*GIVEN REQUEST*
Exactly repeat the material, dropping every picture from the copy.
--- Start of GIVEN RECORDS ---
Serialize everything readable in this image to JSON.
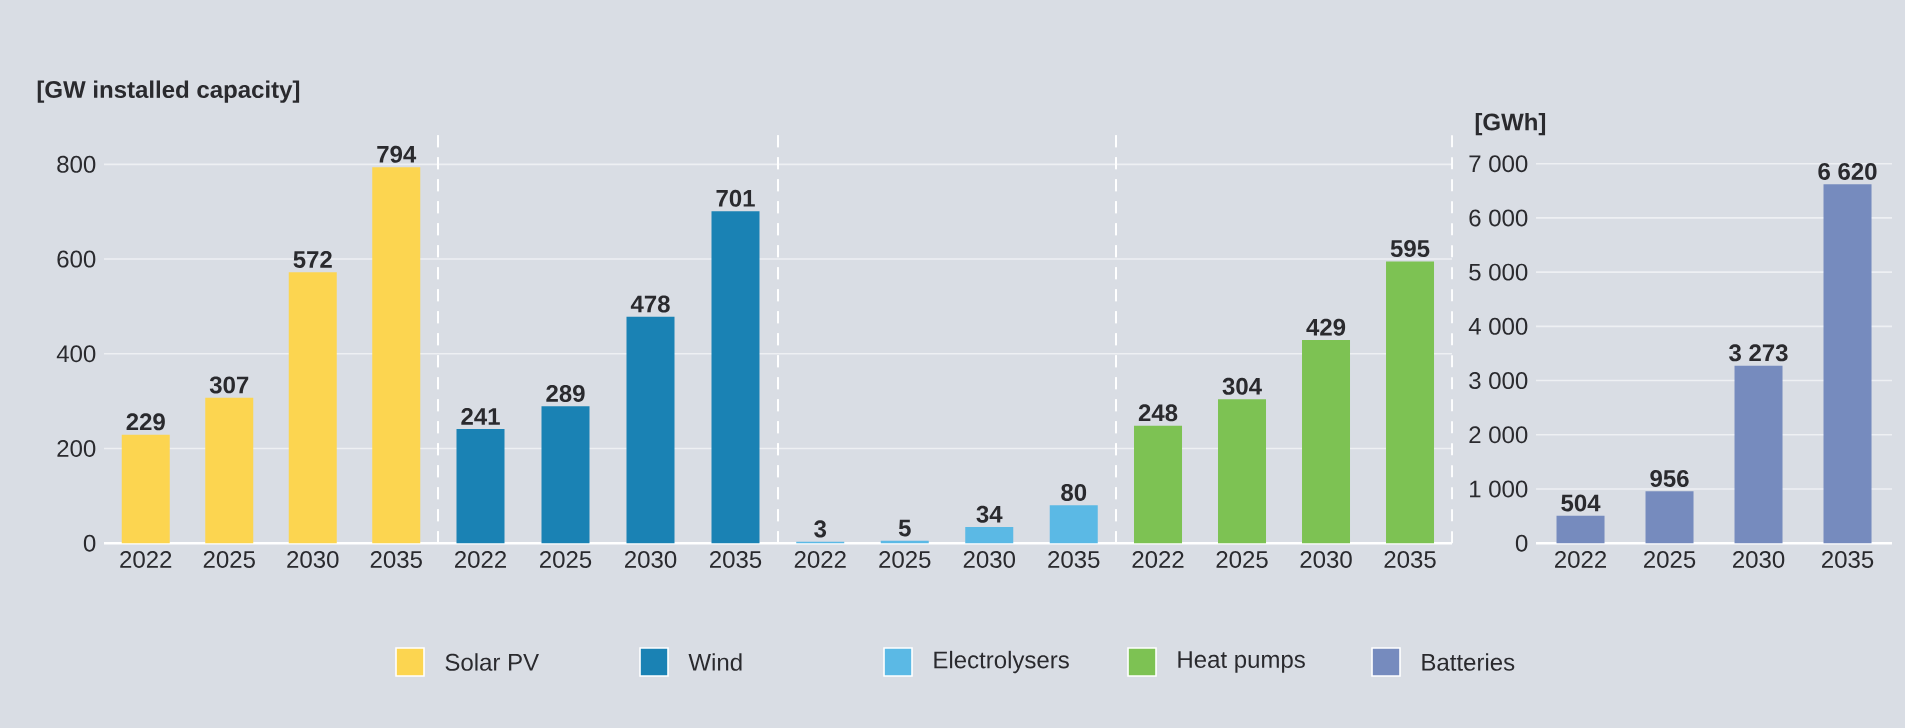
{
  "chart_data": [
    {
      "type": "bar",
      "ylabel": "[GW installed capacity]",
      "categories": [
        "2022",
        "2025",
        "2030",
        "2035"
      ],
      "series": [
        {
          "name": "Solar PV",
          "color": "#fcd550",
          "values": [
            229,
            307,
            572,
            794
          ]
        }
      ],
      "ylim": [
        0,
        870
      ],
      "yticks": [
        0,
        200,
        400,
        600,
        800
      ],
      "grid": "y",
      "legend": "bottom",
      "data_labels": true
    },
    {
      "type": "bar",
      "categories": [
        "2022",
        "2025",
        "2030",
        "2035"
      ],
      "series": [
        {
          "name": "Wind",
          "color": "#1a82b4",
          "values": [
            241,
            289,
            478,
            701
          ]
        }
      ],
      "ylim": [
        0,
        870
      ],
      "yticks": [
        0,
        200,
        400,
        600,
        800
      ],
      "grid": "y",
      "legend": "bottom",
      "data_labels": true,
      "tick_labels": "x"
    },
    {
      "type": "bar",
      "categories": [
        "2022",
        "2025",
        "2030",
        "2035"
      ],
      "series": [
        {
          "name": "Electrolysers",
          "color": "#5bb9e5",
          "values": [
            3,
            5,
            34,
            80
          ]
        }
      ],
      "ylim": [
        0,
        870
      ],
      "yticks": [
        0,
        200,
        400,
        600,
        800
      ],
      "grid": "y",
      "legend": "bottom",
      "data_labels": true,
      "tick_labels": "x"
    },
    {
      "type": "bar",
      "categories": [
        "2022",
        "2025",
        "2030",
        "2035"
      ],
      "series": [
        {
          "name": "Heat pumps",
          "color": "#7dc253",
          "values": [
            248,
            304,
            429,
            595
          ]
        }
      ],
      "ylim": [
        0,
        870
      ],
      "yticks": [
        0,
        200,
        400,
        600,
        800
      ],
      "grid": "y",
      "legend": "bottom",
      "data_labels": true,
      "tick_labels": "x"
    },
    {
      "type": "bar",
      "ylabel": "[GWh]",
      "categories": [
        "2022",
        "2025",
        "2030",
        "2035"
      ],
      "series": [
        {
          "name": "Batteries",
          "color": "#768bbe",
          "values": [
            504,
            956,
            3273,
            6620
          ],
          "value_labels": [
            "504",
            "956",
            "3 273",
            "6 620"
          ]
        }
      ],
      "ylim": [
        0,
        7000
      ],
      "yticks": [
        0,
        {
          "value": 1000,
          "label": "1 000"
        },
        {
          "value": 2000,
          "label": "2 000"
        },
        {
          "value": 3000,
          "label": "3 000"
        },
        {
          "value": 4000,
          "label": "4 000"
        },
        {
          "value": 5000,
          "label": "5 000"
        },
        {
          "value": 6000,
          "label": "6 000"
        },
        {
          "value": 7000,
          "label": "7 000"
        }
      ],
      "grid": "y",
      "legend": "bottom"
    }
  ]
}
--- End of GIVEN RECORDS ---
*FINISHED ANSWER*
Serialize everything readable in this image to JSON.
{
  "chart_data": [
    {
      "type": "bar",
      "ylabel": "[GW installed capacity]",
      "categories": [
        "2022",
        "2025",
        "2030",
        "2035"
      ],
      "series": [
        {
          "name": "Solar PV",
          "color": "#fcd550",
          "values": [
            229,
            307,
            572,
            794
          ]
        }
      ],
      "ylim": [
        0,
        870
      ],
      "yticks": [
        0,
        200,
        400,
        600,
        800
      ],
      "grid": "y",
      "legend": "bottom",
      "data_labels": true
    },
    {
      "type": "bar",
      "categories": [
        "2022",
        "2025",
        "2030",
        "2035"
      ],
      "series": [
        {
          "name": "Wind",
          "color": "#1a82b4",
          "values": [
            241,
            289,
            478,
            701
          ]
        }
      ],
      "ylim": [
        0,
        870
      ],
      "yticks": [
        0,
        200,
        400,
        600,
        800
      ],
      "grid": "y",
      "legend": "bottom",
      "data_labels": true,
      "tick_labels": "x"
    },
    {
      "type": "bar",
      "categories": [
        "2022",
        "2025",
        "2030",
        "2035"
      ],
      "series": [
        {
          "name": "Electrolysers",
          "color": "#5bb9e5",
          "values": [
            3,
            5,
            34,
            80
          ]
        }
      ],
      "ylim": [
        0,
        870
      ],
      "yticks": [
        0,
        200,
        400,
        600,
        800
      ],
      "grid": "y",
      "legend": "bottom",
      "data_labels": true,
      "tick_labels": "x"
    },
    {
      "type": "bar",
      "categories": [
        "2022",
        "2025",
        "2030",
        "2035"
      ],
      "series": [
        {
          "name": "Heat pumps",
          "color": "#7dc253",
          "values": [
            248,
            304,
            429,
            595
          ]
        }
      ],
      "ylim": [
        0,
        870
      ],
      "yticks": [
        0,
        200,
        400,
        600,
        800
      ],
      "grid": "y",
      "legend": "bottom",
      "data_labels": true,
      "tick_labels": "x"
    },
    {
      "type": "bar",
      "ylabel": "[GWh]",
      "categories": [
        "2022",
        "2025",
        "2030",
        "2035"
      ],
      "series": [
        {
          "name": "Batteries",
          "color": "#768bbe",
          "values": [
            504,
            956,
            3273,
            6620
          ],
          "value_labels": [
            "504",
            "956",
            "3 273",
            "6 620"
          ]
        }
      ],
      "ylim": [
        0,
        7000
      ],
      "yticks": [
        0,
        {
          "value": 1000,
          "label": "1 000"
        },
        {
          "value": 2000,
          "label": "2 000"
        },
        {
          "value": 3000,
          "label": "3 000"
        },
        {
          "value": 4000,
          "label": "4 000"
        },
        {
          "value": 5000,
          "label": "5 000"
        },
        {
          "value": 6000,
          "label": "6 000"
        },
        {
          "value": 7000,
          "label": "7 000"
        }
      ],
      "grid": "y",
      "legend": "bottom"
    }
  ]
}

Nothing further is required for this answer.